• [What to produce]
Produce a word-for-word copy of the listing below without its pictures.

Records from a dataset
****************
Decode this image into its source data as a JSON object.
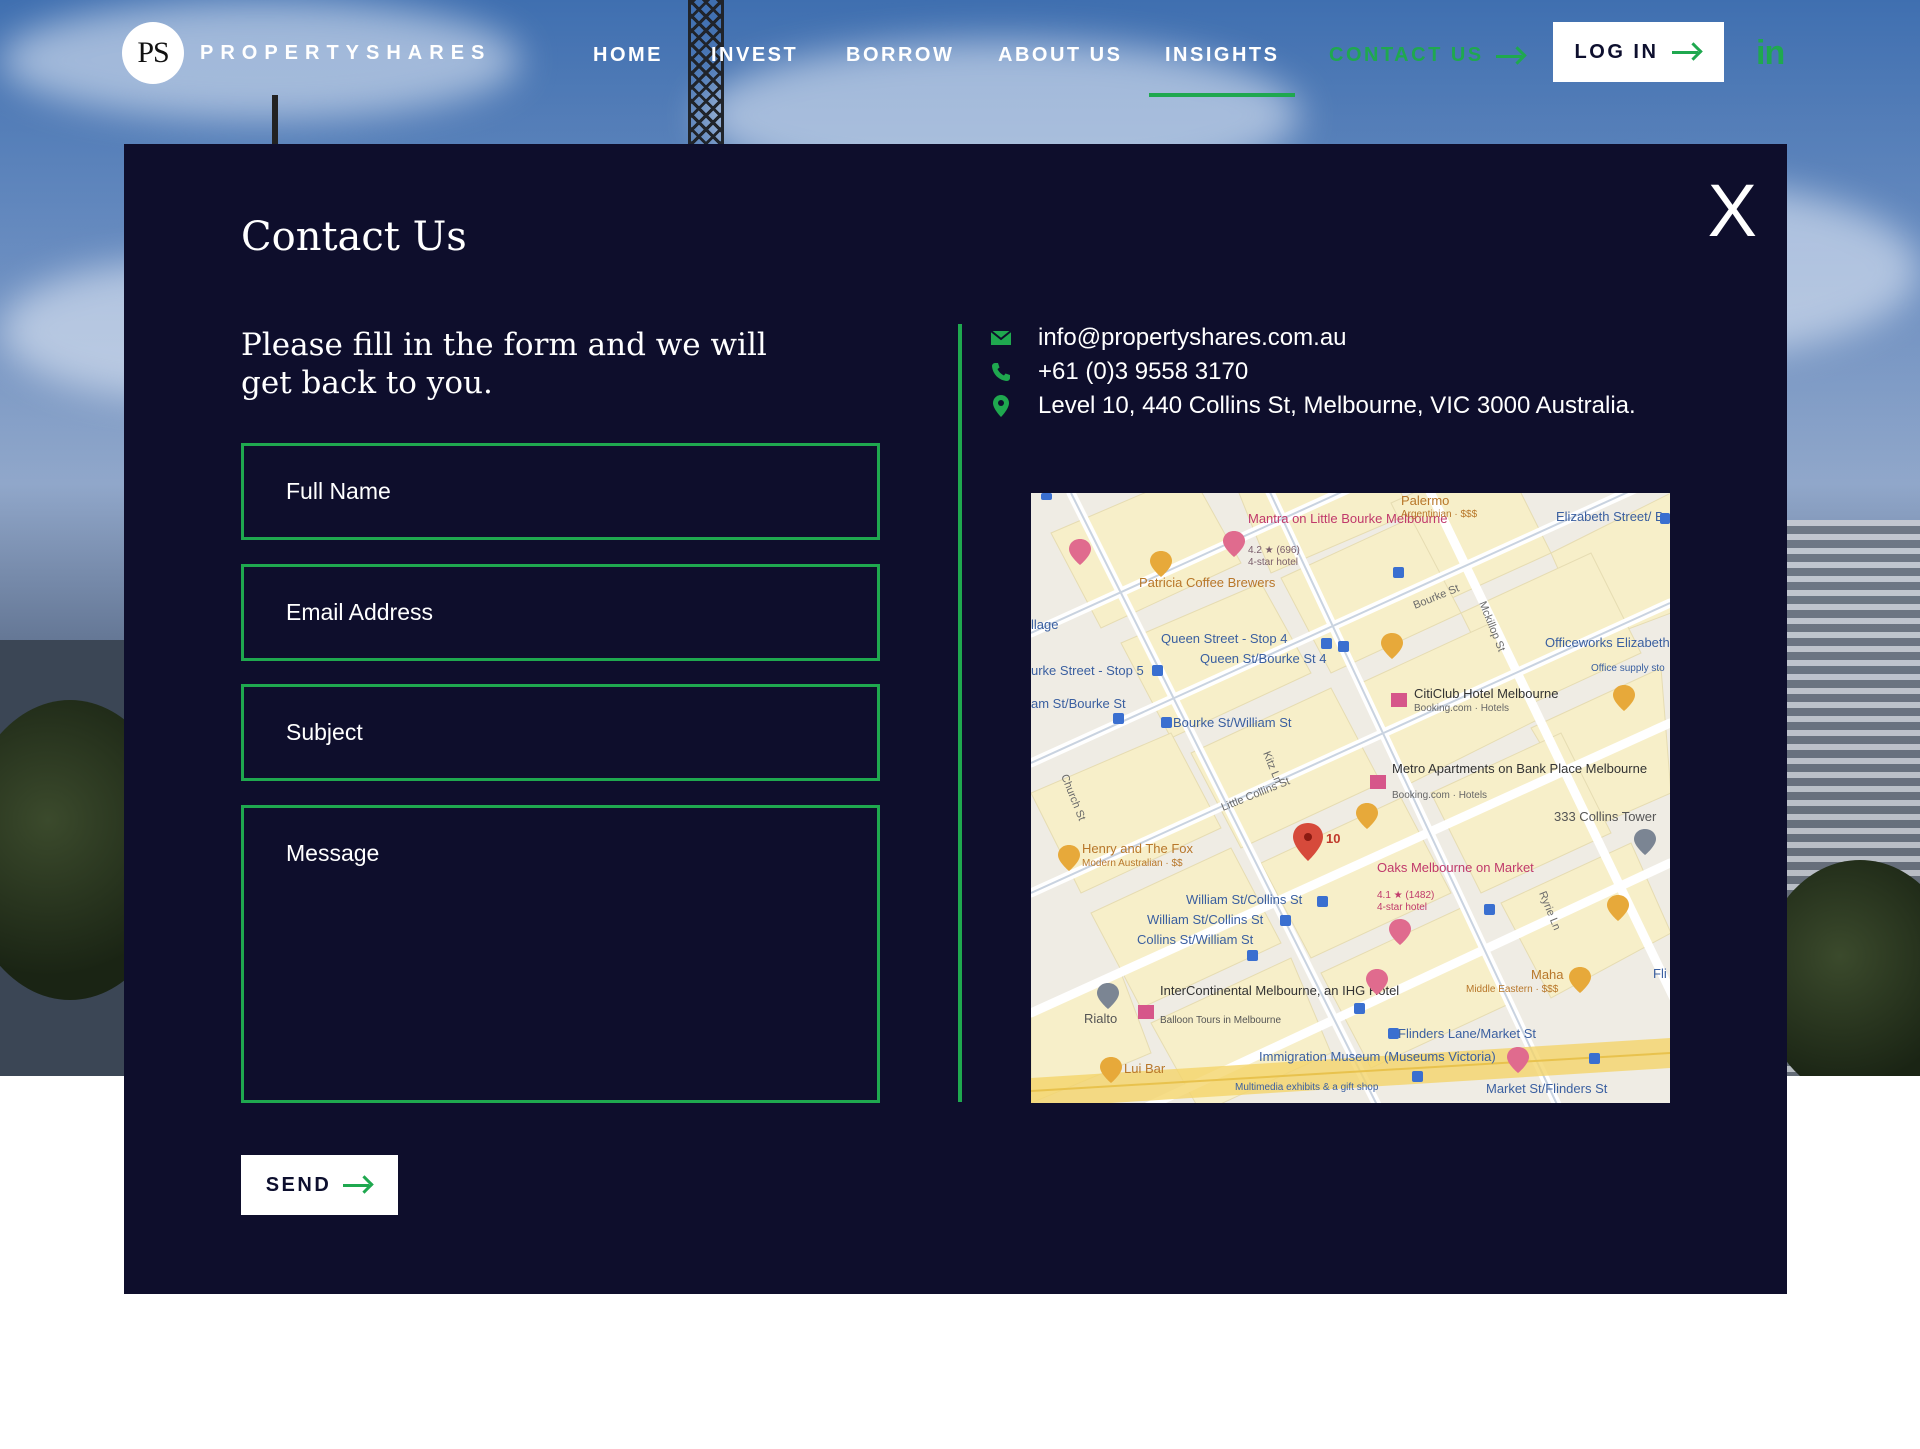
{
  "header": {
    "logo_mark": "PS",
    "logo_text": "PROPERTYSHARES",
    "nav": {
      "home": "HOME",
      "invest": "INVEST",
      "borrow": "BORROW",
      "about": "ABOUT US",
      "insights": "INSIGHTS",
      "contact": "CONTACT US"
    },
    "login_label": "LOG IN",
    "linkedin_label": "in"
  },
  "modal": {
    "close_label": "X",
    "title": "Contact Us",
    "intro": "Please fill in the form and we will get back to you.",
    "form": {
      "full_name_placeholder": "Full Name",
      "email_placeholder": "Email Address",
      "subject_placeholder": "Subject",
      "message_placeholder": "Message",
      "send_label": "SEND"
    },
    "contact": {
      "email": "info@propertyshares.com.au",
      "phone": "+61 (0)3 9558 3170",
      "address": "Level 10, 440 Collins St, Melbourne, VIC 3000 Australia."
    },
    "map": {
      "labels": {
        "mantra": "Mantra on Little Bourke Melbourne",
        "mantra_rating": "4.2 ★ (696)",
        "mantra_type": "4-star hotel",
        "palermo": "Palermo",
        "palermo_sub": "Argentinian · $$$",
        "elizabeth": "Elizabeth Street/ Bourke Street",
        "patricia": "Patricia Coffee Brewers",
        "bourke_st": "Bourke St",
        "mckillop": "Mckillop St",
        "officeworks": "Officeworks Elizabeth St, Melbourne",
        "officeworks_sub": "Office supply sto",
        "village": "llage",
        "queen_stop": "Queen Street - Stop 4",
        "queen_bourke": "Queen St/Bourke St 4",
        "bourke_stop5": "urke Street - Stop 5",
        "citiclub": "CitiClub Hotel Melbourne",
        "citiclub_sub": "Booking.com · Hotels",
        "william_bourke_left": "am St/Bourke St",
        "bourke_william": "Bourke St/William St",
        "kitz": "Kitz Ln",
        "metro": "Metro Apartments on Bank Place Melbourne",
        "metro_sub": "Booking.com · Hotels",
        "little_collins": "Little Collins St",
        "church": "Church St",
        "collins333": "333 Collins Tower",
        "pin_label": "10",
        "henry": "Henry and The Fox",
        "henry_sub": "Modern Australian · $$",
        "oaks": "Oaks Melbourne on Market",
        "oaks_rating": "4.1 ★ (1482)",
        "oaks_type": "4-star hotel",
        "william_collins1": "William St/Collins St",
        "william_collins2": "William St/Collins St",
        "collins_william": "Collins St/William St",
        "ryrie": "Ryrie Ln",
        "rialto": "Rialto",
        "intercontinental": "InterContinental Melbourne, an IHG Hotel",
        "balloon": "Balloon Tours in Melbourne",
        "maha": "Maha",
        "maha_sub": "Middle Eastern · $$$",
        "fli": "Fli",
        "flinders_lane": "Flinders Lane/Market St",
        "lui": "Lui Bar",
        "immigration": "Immigration Museum (Museums Victoria)",
        "immigration_sub": "Multimedia exhibits & a gift shop",
        "market_flinders": "Market St/Flinders St"
      }
    }
  },
  "colors": {
    "accent": "#1fa84f",
    "modal_bg": "#0e0e2c",
    "white": "#ffffff"
  },
  "icons": [
    "email-icon",
    "phone-icon",
    "location-pin-icon",
    "arrow-right-icon",
    "linkedin-icon",
    "close-icon"
  ]
}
****************
• [Complete output]
Decode this image into its source data as a JSON object.
{
  "header": {
    "logo_mark": "PS",
    "logo_text": "PROPERTYSHARES",
    "nav": {
      "home": "HOME",
      "invest": "INVEST",
      "borrow": "BORROW",
      "about": "ABOUT US",
      "insights": "INSIGHTS",
      "contact": "CONTACT US"
    },
    "login_label": "LOG IN",
    "linkedin_label": "in"
  },
  "modal": {
    "close_label": "X",
    "title": "Contact Us",
    "intro": "Please fill in the form and we will get back to you.",
    "form": {
      "full_name_placeholder": "Full Name",
      "email_placeholder": "Email Address",
      "subject_placeholder": "Subject",
      "message_placeholder": "Message",
      "send_label": "SEND"
    },
    "contact": {
      "email": "info@propertyshares.com.au",
      "phone": "+61 (0)3 9558 3170",
      "address": "Level 10, 440 Collins St, Melbourne, VIC 3000 Australia."
    },
    "map": {
      "labels": {
        "mantra": "Mantra on Little Bourke Melbourne",
        "mantra_rating": "4.2 ★ (696)",
        "mantra_type": "4-star hotel",
        "palermo": "Palermo",
        "palermo_sub": "Argentinian · $$$",
        "elizabeth": "Elizabeth Street/ Bourke Street",
        "patricia": "Patricia Coffee Brewers",
        "bourke_st": "Bourke St",
        "mckillop": "Mckillop St",
        "officeworks": "Officeworks Elizabeth St, Melbourne",
        "officeworks_sub": "Office supply sto",
        "village": "llage",
        "queen_stop": "Queen Street - Stop 4",
        "queen_bourke": "Queen St/Bourke St 4",
        "bourke_stop5": "urke Street - Stop 5",
        "citiclub": "CitiClub Hotel Melbourne",
        "citiclub_sub": "Booking.com · Hotels",
        "william_bourke_left": "am St/Bourke St",
        "bourke_william": "Bourke St/William St",
        "kitz": "Kitz Ln",
        "metro": "Metro Apartments on Bank Place Melbourne",
        "metro_sub": "Booking.com · Hotels",
        "little_collins": "Little Collins St",
        "church": "Church St",
        "collins333": "333 Collins Tower",
        "pin_label": "10",
        "henry": "Henry and The Fox",
        "henry_sub": "Modern Australian · $$",
        "oaks": "Oaks Melbourne on Market",
        "oaks_rating": "4.1 ★ (1482)",
        "oaks_type": "4-star hotel",
        "william_collins1": "William St/Collins St",
        "william_collins2": "William St/Collins St",
        "collins_william": "Collins St/William St",
        "ryrie": "Ryrie Ln",
        "rialto": "Rialto",
        "intercontinental": "InterContinental Melbourne, an IHG Hotel",
        "balloon": "Balloon Tours in Melbourne",
        "maha": "Maha",
        "maha_sub": "Middle Eastern · $$$",
        "fli": "Fli",
        "flinders_lane": "Flinders Lane/Market St",
        "lui": "Lui Bar",
        "immigration": "Immigration Museum (Museums Victoria)",
        "immigration_sub": "Multimedia exhibits & a gift shop",
        "market_flinders": "Market St/Flinders St"
      }
    }
  },
  "colors": {
    "accent": "#1fa84f",
    "modal_bg": "#0e0e2c",
    "white": "#ffffff"
  },
  "icons": [
    "email-icon",
    "phone-icon",
    "location-pin-icon",
    "arrow-right-icon",
    "linkedin-icon",
    "close-icon"
  ]
}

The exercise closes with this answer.